**Data**

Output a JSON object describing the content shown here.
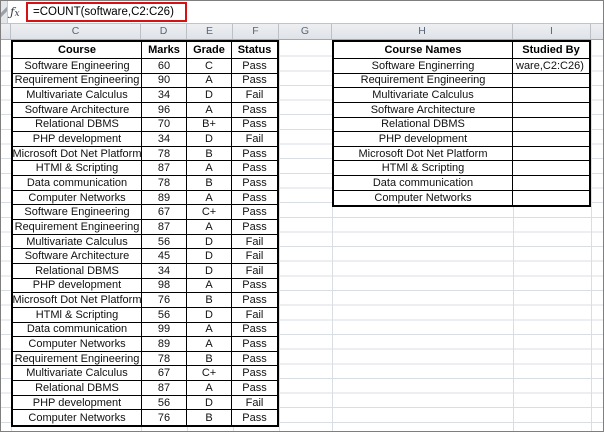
{
  "formula_bar": {
    "fx_label": "fx",
    "formula": "=COUNT(software,C2:C26)"
  },
  "column_headers": [
    "C",
    "D",
    "E",
    "F",
    "G",
    "H",
    "I"
  ],
  "left_table": {
    "headers": [
      "Course",
      "Marks",
      "Grade",
      "Status"
    ],
    "rows": [
      [
        "Software Engineering",
        "60",
        "C",
        "Pass"
      ],
      [
        "Requirement Engineering",
        "90",
        "A",
        "Pass"
      ],
      [
        "Multivariate Calculus",
        "34",
        "D",
        "Fail"
      ],
      [
        "Software Architecture",
        "96",
        "A",
        "Pass"
      ],
      [
        "Relational DBMS",
        "70",
        "B+",
        "Pass"
      ],
      [
        "PHP development",
        "34",
        "D",
        "Fail"
      ],
      [
        "Microsoft Dot Net Platform",
        "78",
        "B",
        "Pass"
      ],
      [
        "HTMl & Scripting",
        "87",
        "A",
        "Pass"
      ],
      [
        "Data communication",
        "78",
        "B",
        "Pass"
      ],
      [
        "Computer Networks",
        "89",
        "A",
        "Pass"
      ],
      [
        "Software Engineering",
        "67",
        "C+",
        "Pass"
      ],
      [
        "Requirement Engineering",
        "87",
        "A",
        "Pass"
      ],
      [
        "Multivariate Calculus",
        "56",
        "D",
        "Fail"
      ],
      [
        "Software Architecture",
        "45",
        "D",
        "Fail"
      ],
      [
        "Relational DBMS",
        "34",
        "D",
        "Fail"
      ],
      [
        "PHP development",
        "98",
        "A",
        "Pass"
      ],
      [
        "Microsoft Dot Net Platform",
        "76",
        "B",
        "Pass"
      ],
      [
        "HTMl & Scripting",
        "56",
        "D",
        "Fail"
      ],
      [
        "Data communication",
        "99",
        "A",
        "Pass"
      ],
      [
        "Computer Networks",
        "89",
        "A",
        "Pass"
      ],
      [
        "Requirement Engineering",
        "78",
        "B",
        "Pass"
      ],
      [
        "Multivariate Calculus",
        "67",
        "C+",
        "Pass"
      ],
      [
        "Relational DBMS",
        "87",
        "A",
        "Pass"
      ],
      [
        "PHP development",
        "56",
        "D",
        "Fail"
      ],
      [
        "Computer Networks",
        "76",
        "B",
        "Pass"
      ]
    ]
  },
  "right_table": {
    "headers": [
      "Course Names",
      "Studied By"
    ],
    "rows": [
      [
        "Software Enginerring",
        "ware,C2:C26)"
      ],
      [
        "Requirement Engineering",
        ""
      ],
      [
        "Multivariate Calculus",
        ""
      ],
      [
        "Software Architecture",
        ""
      ],
      [
        "Relational DBMS",
        ""
      ],
      [
        "PHP development",
        ""
      ],
      [
        "Microsoft Dot Net Platform",
        ""
      ],
      [
        "HTMl & Scripting",
        ""
      ],
      [
        "Data communication",
        ""
      ],
      [
        "Computer Networks",
        ""
      ]
    ]
  },
  "colors": {
    "formula_highlight": "#d51116",
    "table_border": "#000000",
    "gridline": "#d9dee5",
    "header_bg": "#e8ebee",
    "header_text": "#5a6678"
  }
}
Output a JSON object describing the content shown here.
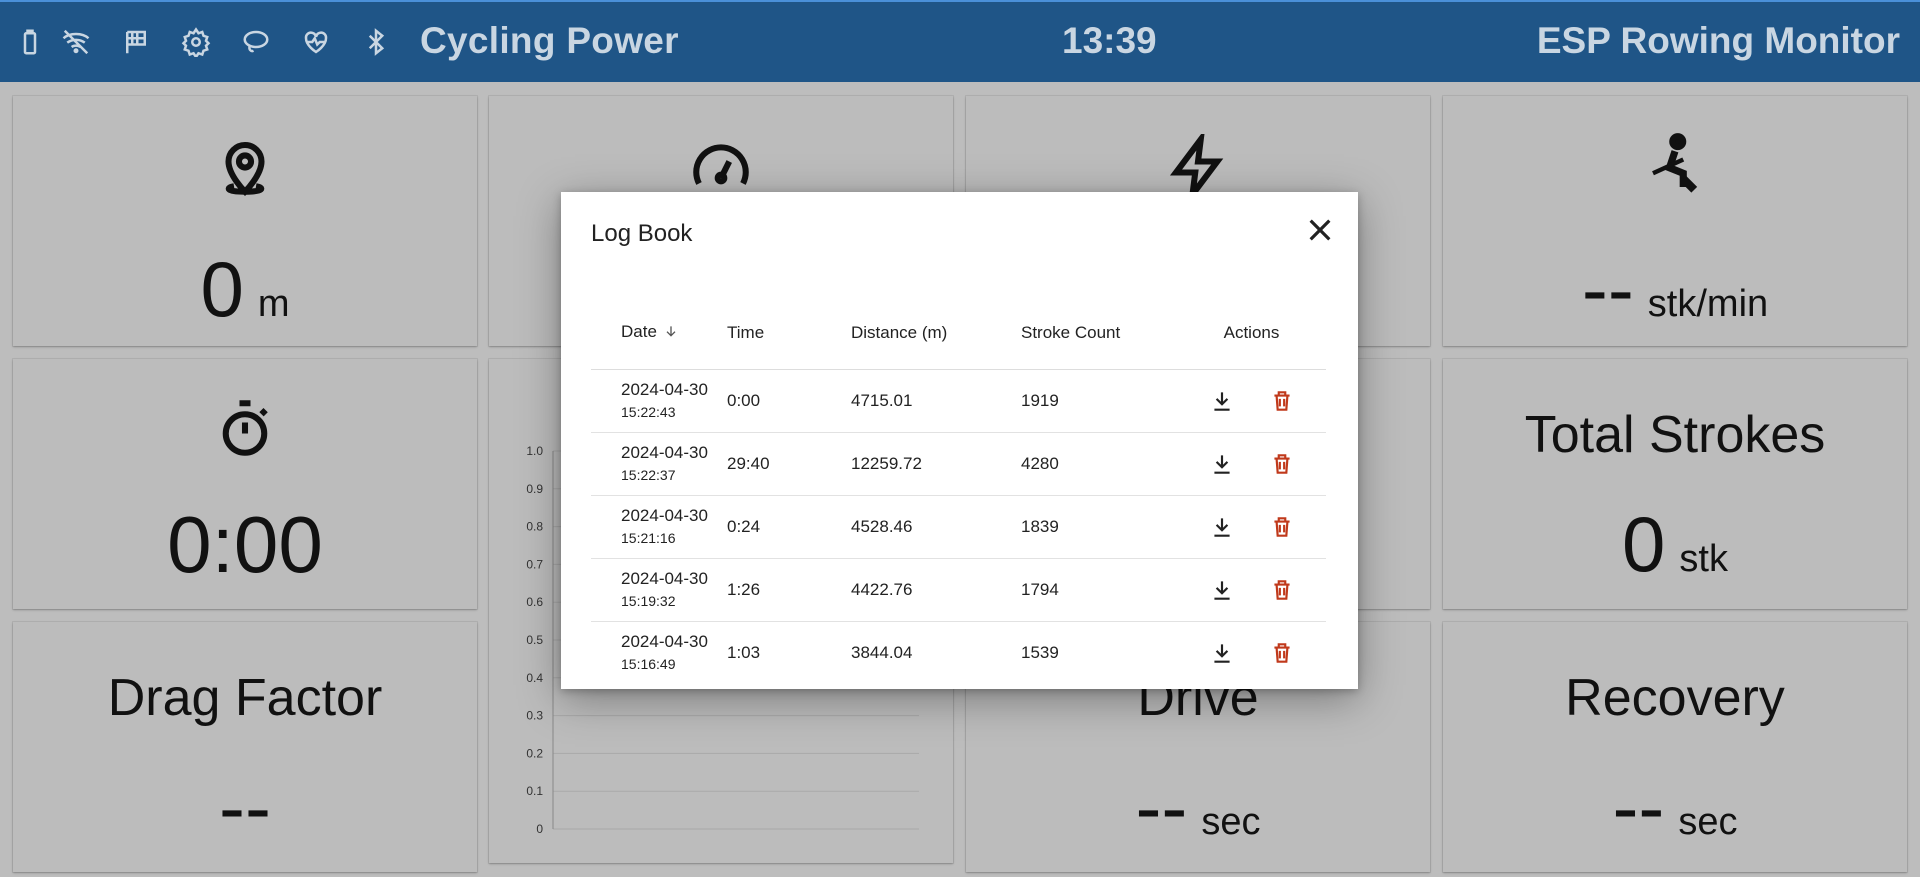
{
  "topbar": {
    "mode": "Cycling Power",
    "clock": "13:39",
    "app_title": "ESP Rowing Monitor",
    "icons": [
      "battery-icon",
      "wifi-off-icon",
      "checkered-flag-icon",
      "gear-icon",
      "lasso-icon",
      "heart-rate-icon",
      "bluetooth-icon"
    ],
    "color": "#1f5587"
  },
  "tiles": {
    "distance": {
      "icon": "location-pin-icon",
      "value": "0",
      "unit": "m"
    },
    "speed": {
      "icon": "speedometer-icon"
    },
    "power": {
      "icon": "lightning-icon"
    },
    "stroke_rate": {
      "icon": "rower-icon",
      "value": "--",
      "unit": "stk/min"
    },
    "time": {
      "icon": "stopwatch-icon",
      "value": "0:00"
    },
    "total_strokes": {
      "title": "Total Strokes",
      "value": "0",
      "unit": "stk"
    },
    "drag_factor": {
      "title": "Drag Factor",
      "value": "--"
    },
    "drive": {
      "title": "Drive",
      "value": "--",
      "unit": "sec"
    },
    "recovery": {
      "title": "Recovery",
      "value": "--",
      "unit": "sec"
    }
  },
  "chart_data": {
    "type": "line",
    "y_ticks": [
      "1.0",
      "0.9",
      "0.8",
      "0.7",
      "0.6",
      "0.5",
      "0.4",
      "0.3",
      "0.2",
      "0.1",
      "0"
    ],
    "ylim": [
      0,
      1
    ],
    "series": [],
    "grid": true
  },
  "dialog": {
    "title": "Log Book",
    "columns": [
      "Date",
      "Time",
      "Distance (m)",
      "Stroke Count",
      "Actions"
    ],
    "rows": [
      {
        "date": "2024-04-30",
        "clock": "15:22:43",
        "time": "0:00",
        "distance": "4715.01",
        "strokes": "1919"
      },
      {
        "date": "2024-04-30",
        "clock": "15:22:37",
        "time": "29:40",
        "distance": "12259.72",
        "strokes": "4280"
      },
      {
        "date": "2024-04-30",
        "clock": "15:21:16",
        "time": "0:24",
        "distance": "4528.46",
        "strokes": "1839"
      },
      {
        "date": "2024-04-30",
        "clock": "15:19:32",
        "time": "1:26",
        "distance": "4422.76",
        "strokes": "1794"
      },
      {
        "date": "2024-04-30",
        "clock": "15:16:49",
        "time": "1:03",
        "distance": "3844.04",
        "strokes": "1539"
      }
    ],
    "delete_color": "#c0391b"
  }
}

**What the task asks**
Exclude the pictures and repeat every other part of the records word for word.

**Answer to the exercise**
Output a JSON object describing the content shown here.
{
  "formula_bar": {
    "fx_label": "fx",
    "formula": "=COUNT(software,C2:C26)"
  },
  "column_headers": [
    "C",
    "D",
    "E",
    "F",
    "G",
    "H",
    "I"
  ],
  "left_table": {
    "headers": [
      "Course",
      "Marks",
      "Grade",
      "Status"
    ],
    "rows": [
      [
        "Software Engineering",
        "60",
        "C",
        "Pass"
      ],
      [
        "Requirement Engineering",
        "90",
        "A",
        "Pass"
      ],
      [
        "Multivariate Calculus",
        "34",
        "D",
        "Fail"
      ],
      [
        "Software Architecture",
        "96",
        "A",
        "Pass"
      ],
      [
        "Relational DBMS",
        "70",
        "B+",
        "Pass"
      ],
      [
        "PHP development",
        "34",
        "D",
        "Fail"
      ],
      [
        "Microsoft Dot Net Platform",
        "78",
        "B",
        "Pass"
      ],
      [
        "HTMl & Scripting",
        "87",
        "A",
        "Pass"
      ],
      [
        "Data communication",
        "78",
        "B",
        "Pass"
      ],
      [
        "Computer Networks",
        "89",
        "A",
        "Pass"
      ],
      [
        "Software Engineering",
        "67",
        "C+",
        "Pass"
      ],
      [
        "Requirement Engineering",
        "87",
        "A",
        "Pass"
      ],
      [
        "Multivariate Calculus",
        "56",
        "D",
        "Fail"
      ],
      [
        "Software Architecture",
        "45",
        "D",
        "Fail"
      ],
      [
        "Relational DBMS",
        "34",
        "D",
        "Fail"
      ],
      [
        "PHP development",
        "98",
        "A",
        "Pass"
      ],
      [
        "Microsoft Dot Net Platform",
        "76",
        "B",
        "Pass"
      ],
      [
        "HTMl & Scripting",
        "56",
        "D",
        "Fail"
      ],
      [
        "Data communication",
        "99",
        "A",
        "Pass"
      ],
      [
        "Computer Networks",
        "89",
        "A",
        "Pass"
      ],
      [
        "Requirement Engineering",
        "78",
        "B",
        "Pass"
      ],
      [
        "Multivariate Calculus",
        "67",
        "C+",
        "Pass"
      ],
      [
        "Relational DBMS",
        "87",
        "A",
        "Pass"
      ],
      [
        "PHP development",
        "56",
        "D",
        "Fail"
      ],
      [
        "Computer Networks",
        "76",
        "B",
        "Pass"
      ]
    ]
  },
  "right_table": {
    "headers": [
      "Course Names",
      "Studied By"
    ],
    "rows": [
      [
        "Software Enginerring",
        "ware,C2:C26)"
      ],
      [
        "Requirement Engineering",
        ""
      ],
      [
        "Multivariate Calculus",
        ""
      ],
      [
        "Software Architecture",
        ""
      ],
      [
        "Relational DBMS",
        ""
      ],
      [
        "PHP development",
        ""
      ],
      [
        "Microsoft Dot Net Platform",
        ""
      ],
      [
        "HTMl & Scripting",
        ""
      ],
      [
        "Data communication",
        ""
      ],
      [
        "Computer Networks",
        ""
      ]
    ]
  },
  "colors": {
    "formula_highlight": "#d51116",
    "table_border": "#000000",
    "gridline": "#d9dee5",
    "header_bg": "#e8ebee",
    "header_text": "#5a6678"
  }
}
Output a JSON object describing the content shown here.
{
  "topbar": {
    "mode": "Cycling Power",
    "clock": "13:39",
    "app_title": "ESP Rowing Monitor",
    "icons": [
      "battery-icon",
      "wifi-off-icon",
      "checkered-flag-icon",
      "gear-icon",
      "lasso-icon",
      "heart-rate-icon",
      "bluetooth-icon"
    ],
    "color": "#1f5587"
  },
  "tiles": {
    "distance": {
      "icon": "location-pin-icon",
      "value": "0",
      "unit": "m"
    },
    "speed": {
      "icon": "speedometer-icon"
    },
    "power": {
      "icon": "lightning-icon"
    },
    "stroke_rate": {
      "icon": "rower-icon",
      "value": "--",
      "unit": "stk/min"
    },
    "time": {
      "icon": "stopwatch-icon",
      "value": "0:00"
    },
    "total_strokes": {
      "title": "Total Strokes",
      "value": "0",
      "unit": "stk"
    },
    "drag_factor": {
      "title": "Drag Factor",
      "value": "--"
    },
    "drive": {
      "title": "Drive",
      "value": "--",
      "unit": "sec"
    },
    "recovery": {
      "title": "Recovery",
      "value": "--",
      "unit": "sec"
    }
  },
  "chart_data": {
    "type": "line",
    "y_ticks": [
      "1.0",
      "0.9",
      "0.8",
      "0.7",
      "0.6",
      "0.5",
      "0.4",
      "0.3",
      "0.2",
      "0.1",
      "0"
    ],
    "ylim": [
      0,
      1
    ],
    "series": [],
    "grid": true
  },
  "dialog": {
    "title": "Log Book",
    "columns": [
      "Date",
      "Time",
      "Distance (m)",
      "Stroke Count",
      "Actions"
    ],
    "rows": [
      {
        "date": "2024-04-30",
        "clock": "15:22:43",
        "time": "0:00",
        "distance": "4715.01",
        "strokes": "1919"
      },
      {
        "date": "2024-04-30",
        "clock": "15:22:37",
        "time": "29:40",
        "distance": "12259.72",
        "strokes": "4280"
      },
      {
        "date": "2024-04-30",
        "clock": "15:21:16",
        "time": "0:24",
        "distance": "4528.46",
        "strokes": "1839"
      },
      {
        "date": "2024-04-30",
        "clock": "15:19:32",
        "time": "1:26",
        "distance": "4422.76",
        "strokes": "1794"
      },
      {
        "date": "2024-04-30",
        "clock": "15:16:49",
        "time": "1:03",
        "distance": "3844.04",
        "strokes": "1539"
      }
    ],
    "delete_color": "#c0391b"
  }
}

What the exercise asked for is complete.